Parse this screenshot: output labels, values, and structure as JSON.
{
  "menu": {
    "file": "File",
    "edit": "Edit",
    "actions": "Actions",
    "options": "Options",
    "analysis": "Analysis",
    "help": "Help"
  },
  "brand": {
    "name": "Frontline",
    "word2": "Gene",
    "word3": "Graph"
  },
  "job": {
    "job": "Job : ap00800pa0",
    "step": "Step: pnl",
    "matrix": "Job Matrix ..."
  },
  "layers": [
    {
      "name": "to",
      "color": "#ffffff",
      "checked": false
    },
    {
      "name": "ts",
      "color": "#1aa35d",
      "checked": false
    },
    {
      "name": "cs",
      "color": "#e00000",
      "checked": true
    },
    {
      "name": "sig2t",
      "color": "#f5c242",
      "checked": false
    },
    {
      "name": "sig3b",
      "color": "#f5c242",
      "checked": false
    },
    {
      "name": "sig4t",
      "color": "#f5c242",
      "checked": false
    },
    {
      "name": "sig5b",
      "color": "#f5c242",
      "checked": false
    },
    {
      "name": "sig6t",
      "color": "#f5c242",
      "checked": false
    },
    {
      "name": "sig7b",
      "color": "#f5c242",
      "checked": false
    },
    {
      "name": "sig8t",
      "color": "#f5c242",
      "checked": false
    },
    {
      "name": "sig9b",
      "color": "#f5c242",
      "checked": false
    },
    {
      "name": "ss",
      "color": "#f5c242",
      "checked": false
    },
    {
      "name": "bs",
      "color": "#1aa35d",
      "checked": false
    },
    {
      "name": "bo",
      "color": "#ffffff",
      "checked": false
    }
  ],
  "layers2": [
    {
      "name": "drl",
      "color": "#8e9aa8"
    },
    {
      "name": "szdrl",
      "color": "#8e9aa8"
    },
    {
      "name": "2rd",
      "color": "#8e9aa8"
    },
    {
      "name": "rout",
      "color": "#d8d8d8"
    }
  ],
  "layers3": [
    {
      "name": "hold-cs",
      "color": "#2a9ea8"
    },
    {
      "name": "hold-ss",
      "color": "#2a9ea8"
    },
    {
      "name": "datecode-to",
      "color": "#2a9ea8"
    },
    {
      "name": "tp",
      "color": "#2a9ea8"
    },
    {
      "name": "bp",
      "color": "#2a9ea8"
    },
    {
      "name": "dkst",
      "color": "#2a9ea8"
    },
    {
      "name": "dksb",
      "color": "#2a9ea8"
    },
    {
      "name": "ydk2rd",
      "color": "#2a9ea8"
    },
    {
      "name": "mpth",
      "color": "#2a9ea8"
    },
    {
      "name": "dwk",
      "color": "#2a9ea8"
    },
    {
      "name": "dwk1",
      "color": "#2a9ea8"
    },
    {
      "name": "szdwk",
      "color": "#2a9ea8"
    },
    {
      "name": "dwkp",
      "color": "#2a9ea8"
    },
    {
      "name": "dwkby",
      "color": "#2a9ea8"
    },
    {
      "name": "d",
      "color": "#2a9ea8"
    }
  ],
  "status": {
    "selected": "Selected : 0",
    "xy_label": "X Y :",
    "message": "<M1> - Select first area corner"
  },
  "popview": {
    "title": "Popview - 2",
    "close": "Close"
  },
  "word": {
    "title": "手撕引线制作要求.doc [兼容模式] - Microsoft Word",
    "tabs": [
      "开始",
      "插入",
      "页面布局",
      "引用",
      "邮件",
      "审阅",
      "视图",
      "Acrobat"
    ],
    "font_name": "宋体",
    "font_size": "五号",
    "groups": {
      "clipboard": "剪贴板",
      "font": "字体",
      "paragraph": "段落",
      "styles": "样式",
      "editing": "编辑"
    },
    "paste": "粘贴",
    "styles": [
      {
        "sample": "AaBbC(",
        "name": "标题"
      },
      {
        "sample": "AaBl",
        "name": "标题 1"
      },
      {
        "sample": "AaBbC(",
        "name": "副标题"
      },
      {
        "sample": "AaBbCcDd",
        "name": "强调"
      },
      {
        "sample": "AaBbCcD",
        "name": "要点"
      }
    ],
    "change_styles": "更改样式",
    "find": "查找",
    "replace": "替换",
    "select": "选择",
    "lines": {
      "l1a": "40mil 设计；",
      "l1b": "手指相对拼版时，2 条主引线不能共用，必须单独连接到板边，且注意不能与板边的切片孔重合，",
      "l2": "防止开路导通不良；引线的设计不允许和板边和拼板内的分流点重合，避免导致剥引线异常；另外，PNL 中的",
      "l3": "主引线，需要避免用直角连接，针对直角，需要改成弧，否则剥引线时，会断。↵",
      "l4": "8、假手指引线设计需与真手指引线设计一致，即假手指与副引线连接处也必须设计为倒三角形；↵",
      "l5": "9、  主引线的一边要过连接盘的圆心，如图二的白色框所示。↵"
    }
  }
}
◆ ◆ ◆ ◆
→ Work to do
Take the entries above and transcribe them in full.

→ Correct response
Parse this screenshot: output labels, values, and structure as JSON.
{
  "menu": {
    "file": "File",
    "edit": "Edit",
    "actions": "Actions",
    "options": "Options",
    "analysis": "Analysis",
    "help": "Help"
  },
  "brand": {
    "name": "Frontline",
    "word2": "Gene",
    "word3": "Graph"
  },
  "job": {
    "job": "Job : ap00800pa0",
    "step": "Step: pnl",
    "matrix": "Job Matrix ..."
  },
  "layers": [
    {
      "name": "to",
      "color": "#ffffff",
      "checked": false
    },
    {
      "name": "ts",
      "color": "#1aa35d",
      "checked": false
    },
    {
      "name": "cs",
      "color": "#e00000",
      "checked": true
    },
    {
      "name": "sig2t",
      "color": "#f5c242",
      "checked": false
    },
    {
      "name": "sig3b",
      "color": "#f5c242",
      "checked": false
    },
    {
      "name": "sig4t",
      "color": "#f5c242",
      "checked": false
    },
    {
      "name": "sig5b",
      "color": "#f5c242",
      "checked": false
    },
    {
      "name": "sig6t",
      "color": "#f5c242",
      "checked": false
    },
    {
      "name": "sig7b",
      "color": "#f5c242",
      "checked": false
    },
    {
      "name": "sig8t",
      "color": "#f5c242",
      "checked": false
    },
    {
      "name": "sig9b",
      "color": "#f5c242",
      "checked": false
    },
    {
      "name": "ss",
      "color": "#f5c242",
      "checked": false
    },
    {
      "name": "bs",
      "color": "#1aa35d",
      "checked": false
    },
    {
      "name": "bo",
      "color": "#ffffff",
      "checked": false
    }
  ],
  "layers2": [
    {
      "name": "drl",
      "color": "#8e9aa8"
    },
    {
      "name": "szdrl",
      "color": "#8e9aa8"
    },
    {
      "name": "2rd",
      "color": "#8e9aa8"
    },
    {
      "name": "rout",
      "color": "#d8d8d8"
    }
  ],
  "layers3": [
    {
      "name": "hold-cs",
      "color": "#2a9ea8"
    },
    {
      "name": "hold-ss",
      "color": "#2a9ea8"
    },
    {
      "name": "datecode-to",
      "color": "#2a9ea8"
    },
    {
      "name": "tp",
      "color": "#2a9ea8"
    },
    {
      "name": "bp",
      "color": "#2a9ea8"
    },
    {
      "name": "dkst",
      "color": "#2a9ea8"
    },
    {
      "name": "dksb",
      "color": "#2a9ea8"
    },
    {
      "name": "ydk2rd",
      "color": "#2a9ea8"
    },
    {
      "name": "mpth",
      "color": "#2a9ea8"
    },
    {
      "name": "dwk",
      "color": "#2a9ea8"
    },
    {
      "name": "dwk1",
      "color": "#2a9ea8"
    },
    {
      "name": "szdwk",
      "color": "#2a9ea8"
    },
    {
      "name": "dwkp",
      "color": "#2a9ea8"
    },
    {
      "name": "dwkby",
      "color": "#2a9ea8"
    },
    {
      "name": "d",
      "color": "#2a9ea8"
    }
  ],
  "status": {
    "selected": "Selected : 0",
    "xy_label": "X Y :",
    "message": "<M1> - Select first area corner"
  },
  "popview": {
    "title": "Popview - 2",
    "close": "Close"
  },
  "word": {
    "title": "手撕引线制作要求.doc [兼容模式] - Microsoft Word",
    "tabs": [
      "开始",
      "插入",
      "页面布局",
      "引用",
      "邮件",
      "审阅",
      "视图",
      "Acrobat"
    ],
    "font_name": "宋体",
    "font_size": "五号",
    "groups": {
      "clipboard": "剪贴板",
      "font": "字体",
      "paragraph": "段落",
      "styles": "样式",
      "editing": "编辑"
    },
    "paste": "粘贴",
    "styles": [
      {
        "sample": "AaBbC(",
        "name": "标题"
      },
      {
        "sample": "AaBl",
        "name": "标题 1"
      },
      {
        "sample": "AaBbC(",
        "name": "副标题"
      },
      {
        "sample": "AaBbCcDd",
        "name": "强调"
      },
      {
        "sample": "AaBbCcD",
        "name": "要点"
      }
    ],
    "change_styles": "更改样式",
    "find": "查找",
    "replace": "替换",
    "select": "选择",
    "lines": {
      "l1a": "40mil 设计；",
      "l1b": "手指相对拼版时，2 条主引线不能共用，必须单独连接到板边，且注意不能与板边的切片孔重合，",
      "l2": "防止开路导通不良；引线的设计不允许和板边和拼板内的分流点重合，避免导致剥引线异常；另外，PNL 中的",
      "l3": "主引线，需要避免用直角连接，针对直角，需要改成弧，否则剥引线时，会断。↵",
      "l4": "8、假手指引线设计需与真手指引线设计一致，即假手指与副引线连接处也必须设计为倒三角形；↵",
      "l5": "9、  主引线的一边要过连接盘的圆心，如图二的白色框所示。↵"
    }
  }
}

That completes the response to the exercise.